Print the items below again exactly, line for line, without any changes.

--- Provided data ---

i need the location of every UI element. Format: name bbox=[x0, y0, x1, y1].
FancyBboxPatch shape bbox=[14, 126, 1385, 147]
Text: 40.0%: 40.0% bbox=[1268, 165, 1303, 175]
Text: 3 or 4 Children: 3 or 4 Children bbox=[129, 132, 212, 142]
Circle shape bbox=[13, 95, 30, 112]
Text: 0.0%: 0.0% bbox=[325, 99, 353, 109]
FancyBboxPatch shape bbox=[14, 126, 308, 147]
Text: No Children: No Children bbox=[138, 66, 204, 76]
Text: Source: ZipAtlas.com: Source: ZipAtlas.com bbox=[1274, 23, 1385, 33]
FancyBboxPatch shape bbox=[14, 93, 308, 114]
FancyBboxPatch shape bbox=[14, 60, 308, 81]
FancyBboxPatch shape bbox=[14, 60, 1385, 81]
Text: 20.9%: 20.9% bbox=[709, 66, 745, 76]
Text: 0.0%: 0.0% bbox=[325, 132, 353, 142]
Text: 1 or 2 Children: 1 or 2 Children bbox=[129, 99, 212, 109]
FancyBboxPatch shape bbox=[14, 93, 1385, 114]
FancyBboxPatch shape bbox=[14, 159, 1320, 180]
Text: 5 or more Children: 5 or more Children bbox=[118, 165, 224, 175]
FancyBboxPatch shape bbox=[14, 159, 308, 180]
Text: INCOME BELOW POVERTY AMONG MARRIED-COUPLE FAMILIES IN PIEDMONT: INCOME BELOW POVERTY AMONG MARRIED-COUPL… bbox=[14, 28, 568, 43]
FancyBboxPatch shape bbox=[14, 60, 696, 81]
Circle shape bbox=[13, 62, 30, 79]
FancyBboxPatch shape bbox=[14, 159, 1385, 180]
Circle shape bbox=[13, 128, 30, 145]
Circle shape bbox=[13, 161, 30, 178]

---

● **Answer to the problem**:
i need the location of every UI element. Format: name bbox=[x0, y0, x1, y1].
FancyBboxPatch shape bbox=[14, 126, 1385, 147]
Text: 40.0%: 40.0% bbox=[1268, 165, 1303, 175]
Text: 3 or 4 Children: 3 or 4 Children bbox=[129, 132, 212, 142]
Circle shape bbox=[13, 95, 30, 112]
Text: 0.0%: 0.0% bbox=[325, 99, 353, 109]
FancyBboxPatch shape bbox=[14, 126, 308, 147]
Text: No Children: No Children bbox=[138, 66, 204, 76]
Text: Source: ZipAtlas.com: Source: ZipAtlas.com bbox=[1274, 23, 1385, 33]
FancyBboxPatch shape bbox=[14, 93, 308, 114]
FancyBboxPatch shape bbox=[14, 60, 308, 81]
FancyBboxPatch shape bbox=[14, 60, 1385, 81]
Text: 20.9%: 20.9% bbox=[709, 66, 745, 76]
Text: 0.0%: 0.0% bbox=[325, 132, 353, 142]
Text: 1 or 2 Children: 1 or 2 Children bbox=[129, 99, 212, 109]
FancyBboxPatch shape bbox=[14, 93, 1385, 114]
FancyBboxPatch shape bbox=[14, 159, 1320, 180]
Text: 5 or more Children: 5 or more Children bbox=[118, 165, 224, 175]
FancyBboxPatch shape bbox=[14, 159, 308, 180]
Text: INCOME BELOW POVERTY AMONG MARRIED-COUPLE FAMILIES IN PIEDMONT: INCOME BELOW POVERTY AMONG MARRIED-COUPL… bbox=[14, 28, 568, 43]
FancyBboxPatch shape bbox=[14, 60, 696, 81]
Circle shape bbox=[13, 62, 30, 79]
FancyBboxPatch shape bbox=[14, 159, 1385, 180]
Circle shape bbox=[13, 128, 30, 145]
Circle shape bbox=[13, 161, 30, 178]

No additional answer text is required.